**Your task:** Write the data below out exactly as it stands. Do not include the pictures.
──────────
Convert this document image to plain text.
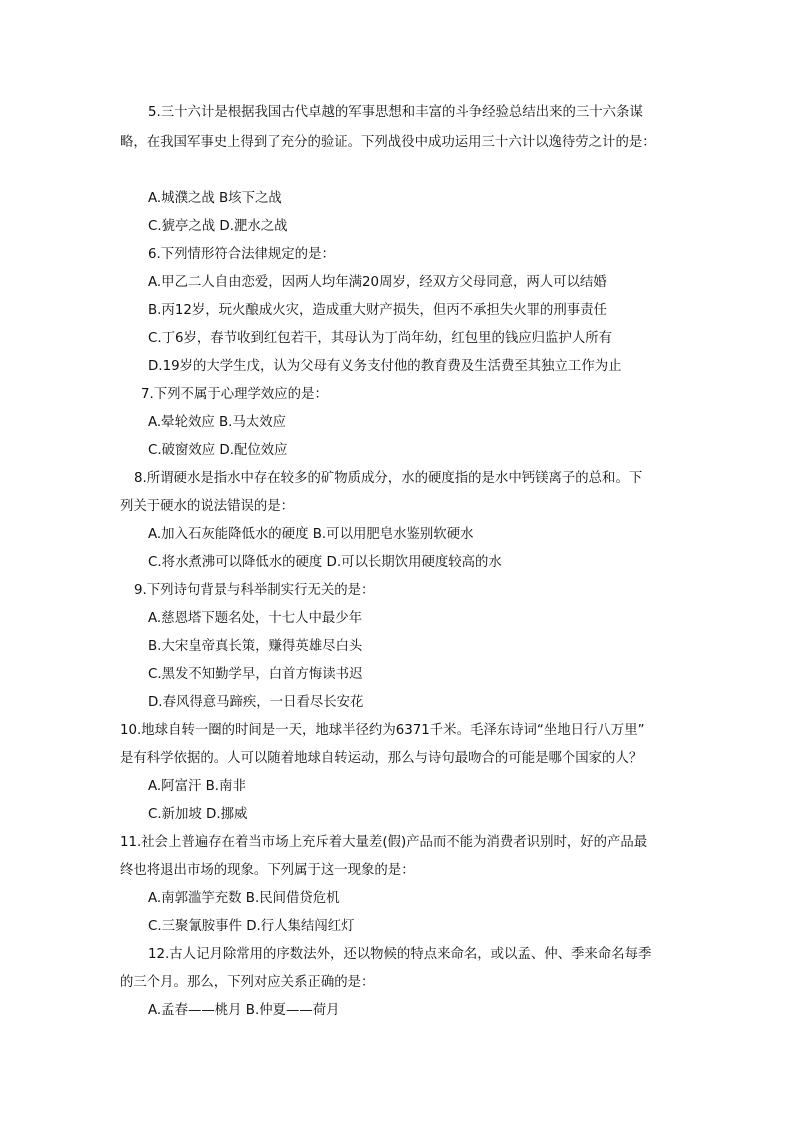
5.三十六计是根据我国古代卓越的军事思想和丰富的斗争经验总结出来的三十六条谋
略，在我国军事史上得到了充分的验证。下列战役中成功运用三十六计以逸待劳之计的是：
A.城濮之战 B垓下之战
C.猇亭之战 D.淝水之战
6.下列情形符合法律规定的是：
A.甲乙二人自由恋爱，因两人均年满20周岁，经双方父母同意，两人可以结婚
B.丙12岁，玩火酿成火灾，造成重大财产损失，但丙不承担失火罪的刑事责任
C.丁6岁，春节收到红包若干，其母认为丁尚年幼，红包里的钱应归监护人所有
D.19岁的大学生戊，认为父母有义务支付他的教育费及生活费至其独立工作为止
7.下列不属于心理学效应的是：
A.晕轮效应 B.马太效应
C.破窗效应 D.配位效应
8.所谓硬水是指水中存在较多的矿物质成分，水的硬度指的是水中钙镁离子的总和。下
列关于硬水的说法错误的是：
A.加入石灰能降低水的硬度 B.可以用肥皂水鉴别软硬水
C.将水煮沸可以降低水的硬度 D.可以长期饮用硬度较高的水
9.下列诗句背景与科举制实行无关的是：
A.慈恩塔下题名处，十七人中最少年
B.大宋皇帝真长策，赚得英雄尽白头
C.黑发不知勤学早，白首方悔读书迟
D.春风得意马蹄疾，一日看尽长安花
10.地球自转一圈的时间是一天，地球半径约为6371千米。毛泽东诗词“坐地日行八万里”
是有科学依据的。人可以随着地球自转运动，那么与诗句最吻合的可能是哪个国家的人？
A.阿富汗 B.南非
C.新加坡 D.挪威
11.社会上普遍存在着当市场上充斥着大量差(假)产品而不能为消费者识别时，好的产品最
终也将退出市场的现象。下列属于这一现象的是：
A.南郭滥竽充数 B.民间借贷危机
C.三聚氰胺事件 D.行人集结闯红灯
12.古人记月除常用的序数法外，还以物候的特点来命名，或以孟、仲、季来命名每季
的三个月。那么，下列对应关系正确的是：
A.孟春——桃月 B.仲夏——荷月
──────────
**Written response:**
Convert this document image to plain text.
5.三十六计是根据我国古代卓越的军事思想和丰富的斗争经验总结出来的三十六条谋
略，在我国军事史上得到了充分的验证。下列战役中成功运用三十六计以逸待劳之计的是：
A.城濮之战 B垓下之战
C.猇亭之战 D.淝水之战
6.下列情形符合法律规定的是：
A.甲乙二人自由恋爱，因两人均年满20周岁，经双方父母同意，两人可以结婚
B.丙12岁，玩火酿成火灾，造成重大财产损失，但丙不承担失火罪的刑事责任
C.丁6岁，春节收到红包若干，其母认为丁尚年幼，红包里的钱应归监护人所有
D.19岁的大学生戊，认为父母有义务支付他的教育费及生活费至其独立工作为止
7.下列不属于心理学效应的是：
A.晕轮效应 B.马太效应
C.破窗效应 D.配位效应
8.所谓硬水是指水中存在较多的矿物质成分，水的硬度指的是水中钙镁离子的总和。下
列关于硬水的说法错误的是：
A.加入石灰能降低水的硬度 B.可以用肥皂水鉴别软硬水
C.将水煮沸可以降低水的硬度 D.可以长期饮用硬度较高的水
9.下列诗句背景与科举制实行无关的是：
A.慈恩塔下题名处，十七人中最少年
B.大宋皇帝真长策，赚得英雄尽白头
C.黑发不知勤学早，白首方悔读书迟
D.春风得意马蹄疾，一日看尽长安花
10.地球自转一圈的时间是一天，地球半径约为6371千米。毛泽东诗词“坐地日行八万里”
是有科学依据的。人可以随着地球自转运动，那么与诗句最吻合的可能是哪个国家的人？
A.阿富汗 B.南非
C.新加坡 D.挪威
11.社会上普遍存在着当市场上充斥着大量差(假)产品而不能为消费者识别时，好的产品最
终也将退出市场的现象。下列属于这一现象的是：
A.南郭滥竽充数 B.民间借贷危机
C.三聚氰胺事件 D.行人集结闯红灯
12.古人记月除常用的序数法外，还以物候的特点来命名，或以孟、仲、季来命名每季
的三个月。那么，下列对应关系正确的是：
A.孟春——桃月 B.仲夏——荷月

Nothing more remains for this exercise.